## Short exercise
Please write out the material below exactly as given.
++++++
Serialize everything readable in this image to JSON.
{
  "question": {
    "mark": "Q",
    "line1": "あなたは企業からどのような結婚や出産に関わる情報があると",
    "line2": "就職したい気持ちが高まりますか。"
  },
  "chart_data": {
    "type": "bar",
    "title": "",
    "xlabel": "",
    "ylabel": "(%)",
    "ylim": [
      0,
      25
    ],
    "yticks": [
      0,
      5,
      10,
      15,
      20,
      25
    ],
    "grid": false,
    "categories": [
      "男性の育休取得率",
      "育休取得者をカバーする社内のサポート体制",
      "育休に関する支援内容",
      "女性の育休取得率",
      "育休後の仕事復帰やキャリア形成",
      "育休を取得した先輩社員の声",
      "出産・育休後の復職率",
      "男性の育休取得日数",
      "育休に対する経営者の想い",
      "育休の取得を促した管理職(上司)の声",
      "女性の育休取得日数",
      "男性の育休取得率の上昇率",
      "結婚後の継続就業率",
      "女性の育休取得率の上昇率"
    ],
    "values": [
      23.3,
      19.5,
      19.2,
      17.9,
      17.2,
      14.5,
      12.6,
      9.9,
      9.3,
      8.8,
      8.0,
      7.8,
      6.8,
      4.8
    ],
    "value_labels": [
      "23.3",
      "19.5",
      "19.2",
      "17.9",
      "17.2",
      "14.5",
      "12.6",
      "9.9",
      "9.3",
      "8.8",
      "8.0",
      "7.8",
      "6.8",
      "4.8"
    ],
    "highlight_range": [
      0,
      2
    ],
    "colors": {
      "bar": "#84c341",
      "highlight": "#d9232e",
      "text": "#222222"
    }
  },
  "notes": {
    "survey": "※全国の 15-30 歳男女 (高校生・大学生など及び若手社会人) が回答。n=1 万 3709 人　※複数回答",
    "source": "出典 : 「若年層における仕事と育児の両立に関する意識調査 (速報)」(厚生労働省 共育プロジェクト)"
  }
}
++++++
## Full output
Serialize everything readable in this image to JSON.
{
  "question": {
    "mark": "Q",
    "line1": "あなたは企業からどのような結婚や出産に関わる情報があると",
    "line2": "就職したい気持ちが高まりますか。"
  },
  "chart_data": {
    "type": "bar",
    "title": "",
    "xlabel": "",
    "ylabel": "(%)",
    "ylim": [
      0,
      25
    ],
    "yticks": [
      0,
      5,
      10,
      15,
      20,
      25
    ],
    "grid": false,
    "categories": [
      "男性の育休取得率",
      "育休取得者をカバーする社内のサポート体制",
      "育休に関する支援内容",
      "女性の育休取得率",
      "育休後の仕事復帰やキャリア形成",
      "育休を取得した先輩社員の声",
      "出産・育休後の復職率",
      "男性の育休取得日数",
      "育休に対する経営者の想い",
      "育休の取得を促した管理職(上司)の声",
      "女性の育休取得日数",
      "男性の育休取得率の上昇率",
      "結婚後の継続就業率",
      "女性の育休取得率の上昇率"
    ],
    "values": [
      23.3,
      19.5,
      19.2,
      17.9,
      17.2,
      14.5,
      12.6,
      9.9,
      9.3,
      8.8,
      8.0,
      7.8,
      6.8,
      4.8
    ],
    "value_labels": [
      "23.3",
      "19.5",
      "19.2",
      "17.9",
      "17.2",
      "14.5",
      "12.6",
      "9.9",
      "9.3",
      "8.8",
      "8.0",
      "7.8",
      "6.8",
      "4.8"
    ],
    "highlight_range": [
      0,
      2
    ],
    "colors": {
      "bar": "#84c341",
      "highlight": "#d9232e",
      "text": "#222222"
    }
  },
  "notes": {
    "survey": "※全国の 15-30 歳男女 (高校生・大学生など及び若手社会人) が回答。n=1 万 3709 人　※複数回答",
    "source": "出典 : 「若年層における仕事と育児の両立に関する意識調査 (速報)」(厚生労働省 共育プロジェクト)"
  }
}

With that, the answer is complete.